Extracted records >>
────────────────

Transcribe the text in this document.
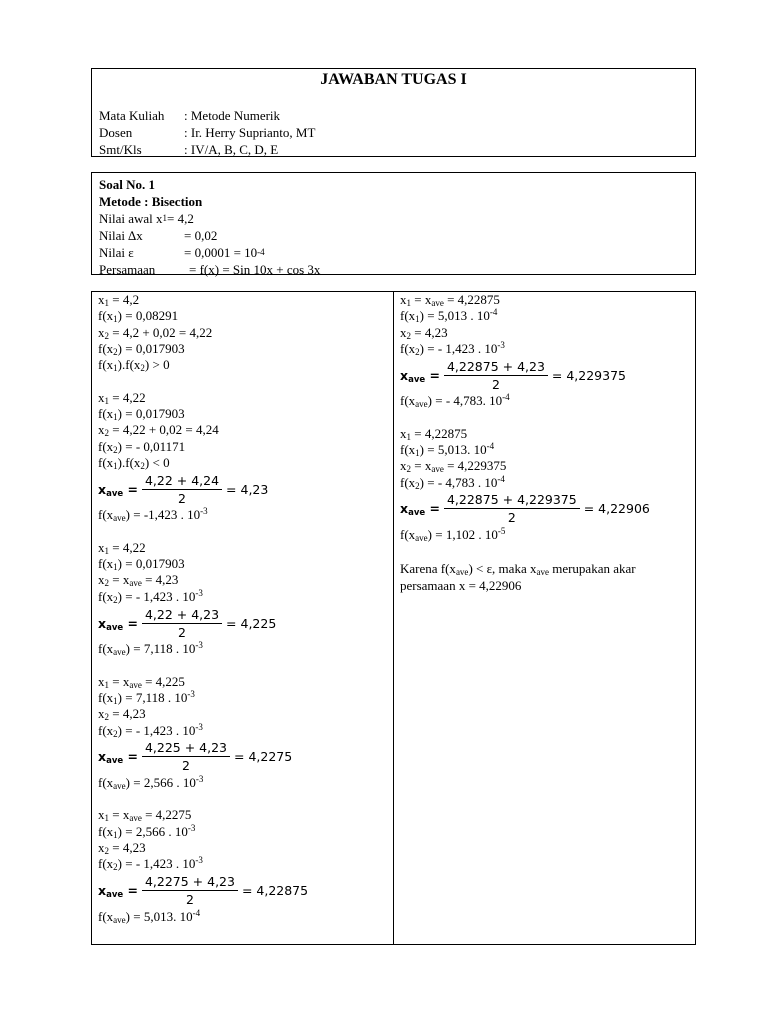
JAWABAN TUGAS I
Mata Kuliah	: Metode Numerik
Dosen	: Ir. Herry Suprianto, MT
Smt/Kls	: IV/A, B, C, D, E
Soal No. 1
Metode : Bisection
Nilai awal x 1 = 4,2
Nilai ∆x	= 0,02
Nilai ε	= 0,0001 = 10 -4
Persamaan	= f(x) = Sin 10x + cos 3x
$x_1 = 4,2$
$f(x_1) = 0,08291$
$x_2 = 4,2 + 0,02 = 4,22$
$f(x_2) = 0,017903$
$f(x_1).f(x_2) > 0$
$x_1 = 4,22$
$f(x_1) = 0,017903$
$x_2 = 4,22 + 0,02 = 4,24$
$f(x_2)$ = - 0,01171
$f(x_1).f(x_2) < 0$
$x_{ave} = \frac{4,22 + 4,24}{2} = 4,23$
$f(x_{ave}) = -1,423$ . $10^{-3}$
$x_1 = 4,22$
$f(x_1) = 0,017903$
$x_2 = x_{ave} = 4,23$
$f(x_2)$ = - 1,423 . $10^{-3}$
$x_{ave} = \frac{4,22 + 4,23}{2} = 4,225$
$f(x_{ave}) = 7,118$ . $10^{-3}$
$x_1 = x_{ave} = 4,225$
$f(x_1) = 7,118$ . $10^{-3}$
$x_2 = 4,23$
$f(x_2)$ = - 1,423 . $10^{-3}$
$x_{ave} = \frac{4,225 + 4,23}{2} = 4,2275$
$f(x_{ave}) = 2,566$ . $10^{-3}$
$x_1 = x_{ave} = 4,2275$
$f(x_1) = 2,566$ . $10^{-3}$
$x_2 = 4,23$
$f(x_2)$ = - 1,423 . $10^{-3}$
$x_{ave} = \frac{4,2275 + 4,23}{2} = 4,22875$
$f(x_{ave}) = 5,013$. $10^{-4}$
$x_1 = x_{ave} = 4,22875$
$f(x_1) = 5,013$ . $10^{-4}$
$x_2 = 4,23$
$f(x_2)$ = - 1,423 . $10^{-3}$
$x_{ave} = \frac{4,22875 + 4,23}{2} = 4,229375$
$f(x_{ave})$ = - 4,783. $10^{-4}$
$x_1 = 4,22875$
$f(x_1) = 5,013$. $10^{-4}$
$x_2 = x_{ave} = 4,229375$
$f(x_2)$ = - 4,783 . $10^{-4}$
$x_{ave} = \frac{4,22875 + 4,229375}{2} = 4,22906$
$f(x_{ave}) = 1,102$ . $10^{-5}$
Karena $f(x_{ave}) < \varepsilon$, maka $x_{ave}$ merupakan akar persamaan x = 4,22906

────────────────

Pick out the lines that include the word "Metode" and write them out.

Written response >>
Mata Kuliah	: Metode Numerik
Metode : Bisection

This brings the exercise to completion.